OBJECTIVE. Return the material word for word. Do not include the pictures.

RECORDS TO USE.
-----

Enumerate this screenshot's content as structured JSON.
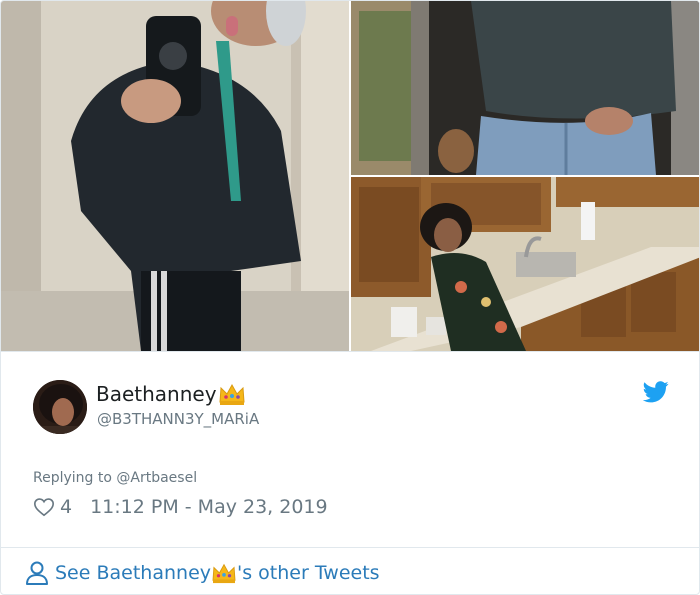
{
  "tweet": {
    "display_name": "Baethanney",
    "handle": "@B3THANN3Y_MARiA",
    "reply_prefix": "Replying to ",
    "reply_to": "@Artbaesel",
    "like_count": "4",
    "timestamp": "11:12 PM - May 23, 2019"
  },
  "footer": {
    "link_prefix": "See Baethanney",
    "link_suffix": "'s other Tweets"
  },
  "icons": {
    "verified_emoji": "crown-icon",
    "brand": "twitter-bird-icon",
    "like": "heart-icon",
    "profile": "user-icon"
  },
  "colors": {
    "link_blue": "#2b7bb9",
    "twitter_blue": "#1da1f2",
    "muted_text": "#697882",
    "border": "#e1e8ed"
  }
}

-----

WRITTEN ANSWER.
Enumerate this screenshot's content as structured JSON.
{
  "tweet": {
    "display_name": "Baethanney",
    "handle": "@B3THANN3Y_MARiA",
    "reply_prefix": "Replying to ",
    "reply_to": "@Artbaesel",
    "like_count": "4",
    "timestamp": "11:12 PM - May 23, 2019"
  },
  "footer": {
    "link_prefix": "See Baethanney",
    "link_suffix": "'s other Tweets"
  },
  "icons": {
    "verified_emoji": "crown-icon",
    "brand": "twitter-bird-icon",
    "like": "heart-icon",
    "profile": "user-icon"
  },
  "colors": {
    "link_blue": "#2b7bb9",
    "twitter_blue": "#1da1f2",
    "muted_text": "#697882",
    "border": "#e1e8ed"
  }
}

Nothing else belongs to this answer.